DATA FOR PROCESSING:

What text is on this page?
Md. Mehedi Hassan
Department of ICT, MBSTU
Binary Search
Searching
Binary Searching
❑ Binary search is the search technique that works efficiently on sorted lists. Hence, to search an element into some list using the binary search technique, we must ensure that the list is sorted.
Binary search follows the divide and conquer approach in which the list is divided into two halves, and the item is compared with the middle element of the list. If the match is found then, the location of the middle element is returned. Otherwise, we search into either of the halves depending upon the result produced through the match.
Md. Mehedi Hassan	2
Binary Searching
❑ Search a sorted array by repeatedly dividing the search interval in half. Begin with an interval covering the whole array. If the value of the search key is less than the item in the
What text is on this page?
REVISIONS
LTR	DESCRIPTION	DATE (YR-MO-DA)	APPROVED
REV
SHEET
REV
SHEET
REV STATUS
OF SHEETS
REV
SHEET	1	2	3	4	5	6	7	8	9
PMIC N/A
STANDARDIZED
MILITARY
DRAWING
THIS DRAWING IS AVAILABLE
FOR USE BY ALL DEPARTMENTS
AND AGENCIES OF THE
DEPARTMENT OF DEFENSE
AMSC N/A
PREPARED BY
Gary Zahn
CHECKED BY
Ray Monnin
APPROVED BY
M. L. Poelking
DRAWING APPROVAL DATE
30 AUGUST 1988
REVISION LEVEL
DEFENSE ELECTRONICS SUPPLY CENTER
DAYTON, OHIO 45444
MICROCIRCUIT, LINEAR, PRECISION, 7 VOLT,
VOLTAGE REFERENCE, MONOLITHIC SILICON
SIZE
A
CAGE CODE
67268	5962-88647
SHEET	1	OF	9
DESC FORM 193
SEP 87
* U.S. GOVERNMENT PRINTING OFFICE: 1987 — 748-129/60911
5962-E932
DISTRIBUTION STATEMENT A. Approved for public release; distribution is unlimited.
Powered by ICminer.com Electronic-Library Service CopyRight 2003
* * *
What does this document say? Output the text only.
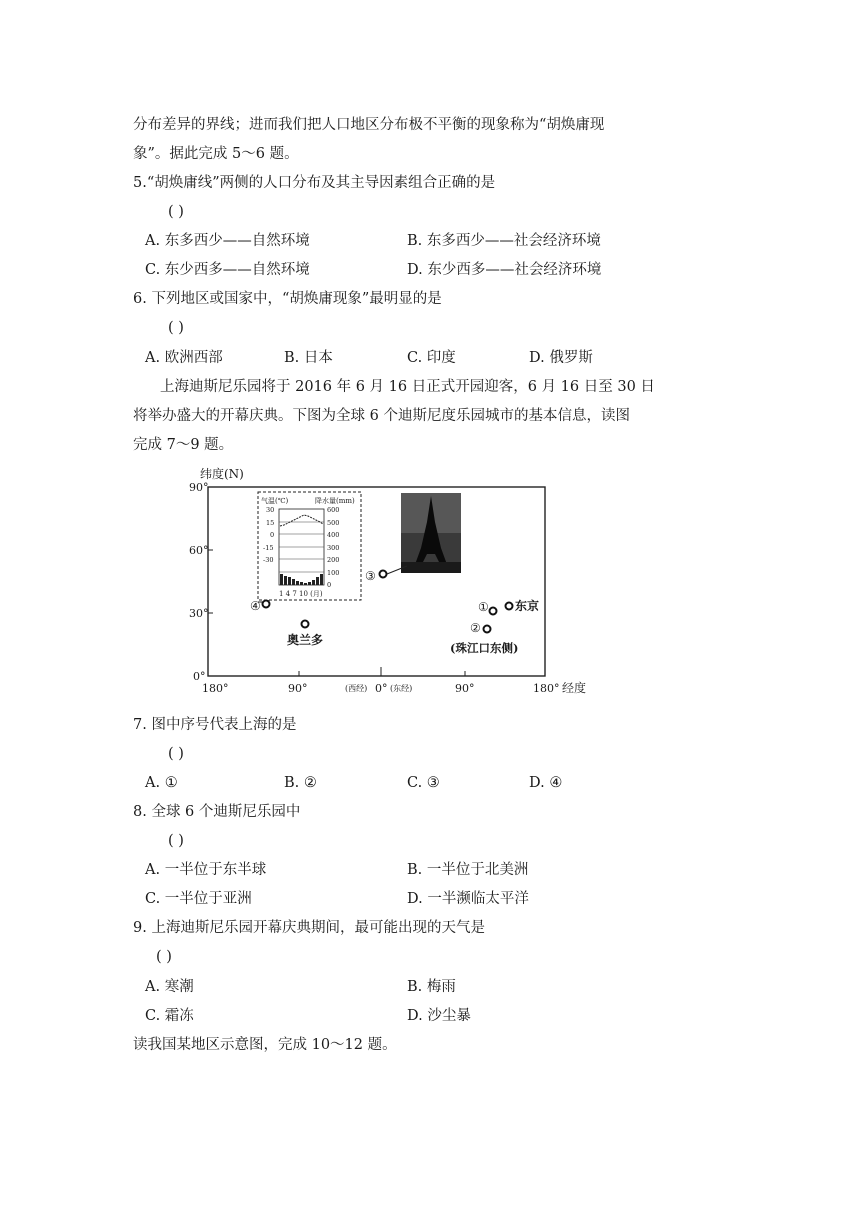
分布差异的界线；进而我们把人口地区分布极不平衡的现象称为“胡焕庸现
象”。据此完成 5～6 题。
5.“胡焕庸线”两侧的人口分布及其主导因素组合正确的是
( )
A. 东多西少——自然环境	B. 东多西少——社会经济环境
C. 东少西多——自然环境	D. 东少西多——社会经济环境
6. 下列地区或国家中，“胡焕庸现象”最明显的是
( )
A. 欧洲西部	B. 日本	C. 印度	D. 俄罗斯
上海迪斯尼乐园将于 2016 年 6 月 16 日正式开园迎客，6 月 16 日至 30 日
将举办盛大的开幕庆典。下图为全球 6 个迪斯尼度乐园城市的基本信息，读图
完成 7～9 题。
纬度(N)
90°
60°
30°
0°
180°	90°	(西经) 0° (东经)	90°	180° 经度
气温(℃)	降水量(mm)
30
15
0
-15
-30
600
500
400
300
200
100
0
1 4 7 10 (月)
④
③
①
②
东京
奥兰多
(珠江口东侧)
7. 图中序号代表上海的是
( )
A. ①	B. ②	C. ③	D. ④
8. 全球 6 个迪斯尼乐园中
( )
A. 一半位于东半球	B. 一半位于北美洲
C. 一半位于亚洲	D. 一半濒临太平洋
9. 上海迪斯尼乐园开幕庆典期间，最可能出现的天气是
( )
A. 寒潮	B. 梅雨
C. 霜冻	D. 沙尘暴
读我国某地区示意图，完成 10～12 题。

DIRECTIVE:
Every line in the data above that contains "社会经济环境" needs to be copied.

OUTPUT OF THE TASK:
A. 东多西少——自然环境	B. 东多西少——社会经济环境
C. 东少西多——自然环境	D. 东少西多——社会经济环境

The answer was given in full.